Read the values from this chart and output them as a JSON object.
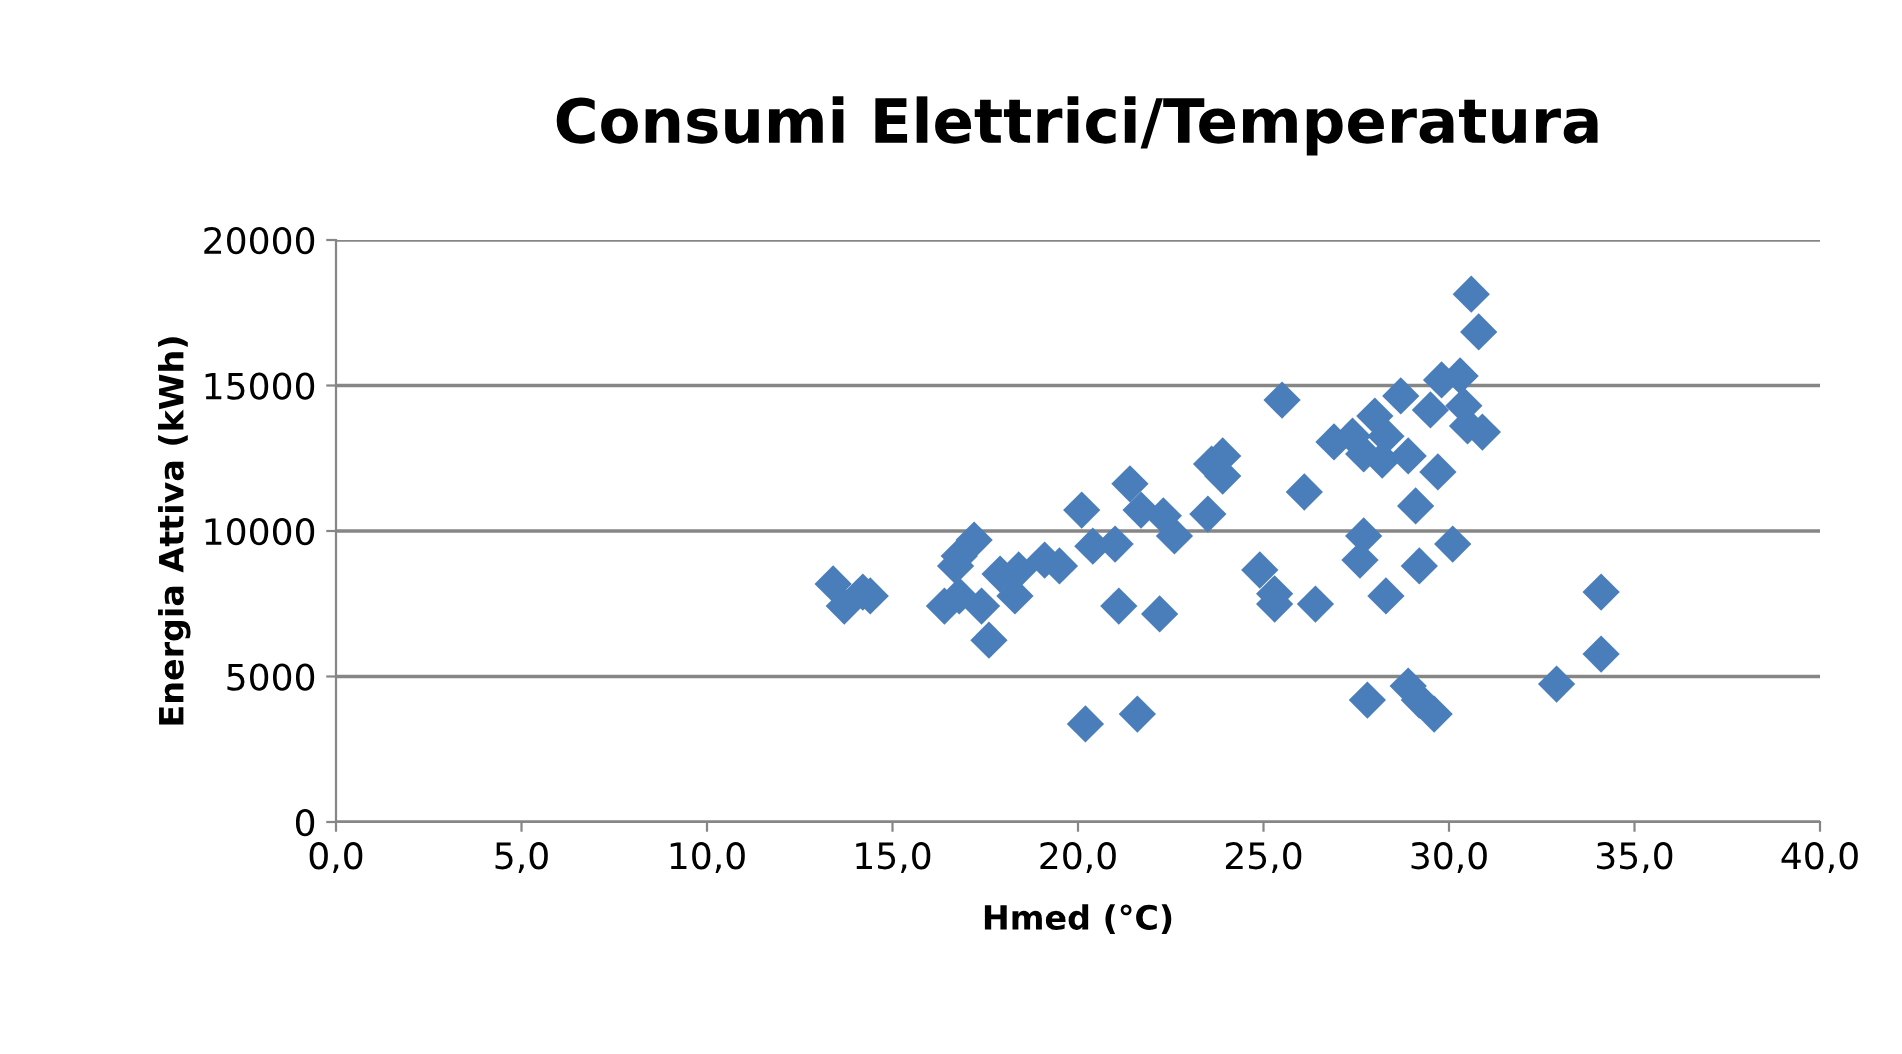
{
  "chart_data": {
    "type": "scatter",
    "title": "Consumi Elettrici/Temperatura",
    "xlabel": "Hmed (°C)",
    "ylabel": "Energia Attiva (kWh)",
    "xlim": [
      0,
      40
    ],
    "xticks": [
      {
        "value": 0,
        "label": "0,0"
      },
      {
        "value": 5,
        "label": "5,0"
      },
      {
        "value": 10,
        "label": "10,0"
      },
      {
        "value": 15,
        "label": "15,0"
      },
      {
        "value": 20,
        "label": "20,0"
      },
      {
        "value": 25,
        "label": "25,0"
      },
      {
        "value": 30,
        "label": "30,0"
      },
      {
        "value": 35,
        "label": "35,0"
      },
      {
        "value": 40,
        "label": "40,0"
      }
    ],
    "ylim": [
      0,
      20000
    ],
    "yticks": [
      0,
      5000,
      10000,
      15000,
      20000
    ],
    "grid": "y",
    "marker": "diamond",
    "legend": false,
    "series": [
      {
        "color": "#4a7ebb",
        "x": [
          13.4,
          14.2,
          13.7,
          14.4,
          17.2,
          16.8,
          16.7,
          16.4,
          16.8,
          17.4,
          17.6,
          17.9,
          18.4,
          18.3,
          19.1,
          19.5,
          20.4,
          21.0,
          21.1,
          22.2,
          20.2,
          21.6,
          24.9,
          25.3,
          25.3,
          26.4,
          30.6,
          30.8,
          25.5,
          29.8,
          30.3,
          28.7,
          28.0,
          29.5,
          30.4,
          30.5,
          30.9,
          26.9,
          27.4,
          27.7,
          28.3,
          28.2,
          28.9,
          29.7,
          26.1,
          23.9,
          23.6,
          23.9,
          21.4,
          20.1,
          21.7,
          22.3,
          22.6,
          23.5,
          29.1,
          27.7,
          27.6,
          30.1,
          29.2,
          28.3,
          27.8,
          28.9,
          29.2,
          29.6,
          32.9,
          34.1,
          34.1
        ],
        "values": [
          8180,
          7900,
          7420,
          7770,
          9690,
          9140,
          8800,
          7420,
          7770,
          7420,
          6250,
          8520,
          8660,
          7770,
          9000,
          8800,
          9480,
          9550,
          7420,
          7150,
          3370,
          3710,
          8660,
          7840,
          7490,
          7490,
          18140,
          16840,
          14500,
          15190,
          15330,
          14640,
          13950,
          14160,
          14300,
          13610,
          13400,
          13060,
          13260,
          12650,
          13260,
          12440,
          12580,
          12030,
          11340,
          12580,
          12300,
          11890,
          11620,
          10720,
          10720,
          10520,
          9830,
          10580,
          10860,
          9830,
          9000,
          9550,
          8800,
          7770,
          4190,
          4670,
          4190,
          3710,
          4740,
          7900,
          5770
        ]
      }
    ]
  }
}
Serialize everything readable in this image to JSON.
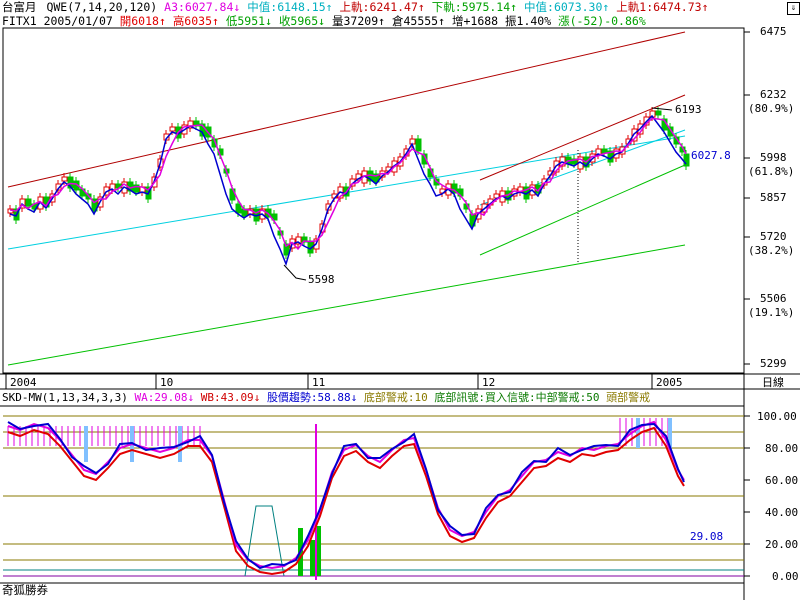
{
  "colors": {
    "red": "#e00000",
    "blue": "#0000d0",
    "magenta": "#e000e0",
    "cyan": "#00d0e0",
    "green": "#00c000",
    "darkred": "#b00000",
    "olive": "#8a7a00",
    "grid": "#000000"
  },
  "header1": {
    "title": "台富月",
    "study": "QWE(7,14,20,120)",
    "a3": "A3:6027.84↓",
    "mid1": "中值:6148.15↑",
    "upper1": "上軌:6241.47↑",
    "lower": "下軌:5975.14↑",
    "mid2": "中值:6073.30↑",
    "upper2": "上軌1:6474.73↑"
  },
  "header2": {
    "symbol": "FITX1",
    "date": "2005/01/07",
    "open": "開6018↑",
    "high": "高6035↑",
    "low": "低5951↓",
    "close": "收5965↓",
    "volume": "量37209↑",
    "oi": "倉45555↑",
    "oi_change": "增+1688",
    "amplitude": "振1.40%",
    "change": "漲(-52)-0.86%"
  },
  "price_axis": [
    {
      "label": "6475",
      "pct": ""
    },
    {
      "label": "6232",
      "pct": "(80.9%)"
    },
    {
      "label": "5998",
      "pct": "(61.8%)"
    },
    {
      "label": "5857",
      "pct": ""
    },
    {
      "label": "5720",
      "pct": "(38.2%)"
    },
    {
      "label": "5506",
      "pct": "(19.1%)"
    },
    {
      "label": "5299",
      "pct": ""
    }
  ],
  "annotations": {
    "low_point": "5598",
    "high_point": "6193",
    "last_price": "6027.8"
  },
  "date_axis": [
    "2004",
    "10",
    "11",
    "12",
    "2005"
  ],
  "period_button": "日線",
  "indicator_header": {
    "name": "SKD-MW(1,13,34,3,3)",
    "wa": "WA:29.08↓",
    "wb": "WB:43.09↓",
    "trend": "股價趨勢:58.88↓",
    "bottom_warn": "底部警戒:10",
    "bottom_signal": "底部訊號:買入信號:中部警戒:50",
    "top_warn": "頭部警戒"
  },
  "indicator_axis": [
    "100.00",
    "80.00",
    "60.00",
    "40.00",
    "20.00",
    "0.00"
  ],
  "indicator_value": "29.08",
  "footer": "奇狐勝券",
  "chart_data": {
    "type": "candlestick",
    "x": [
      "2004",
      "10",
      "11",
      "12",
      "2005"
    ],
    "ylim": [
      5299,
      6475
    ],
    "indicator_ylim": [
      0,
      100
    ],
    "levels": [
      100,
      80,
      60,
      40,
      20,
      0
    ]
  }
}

### Objective:
Note each line of the entries that has "title" in it, and copy those lines.

### Response to this task:
    "title": "Consumi Elettrici/Temperatura",
    "title": "台富月",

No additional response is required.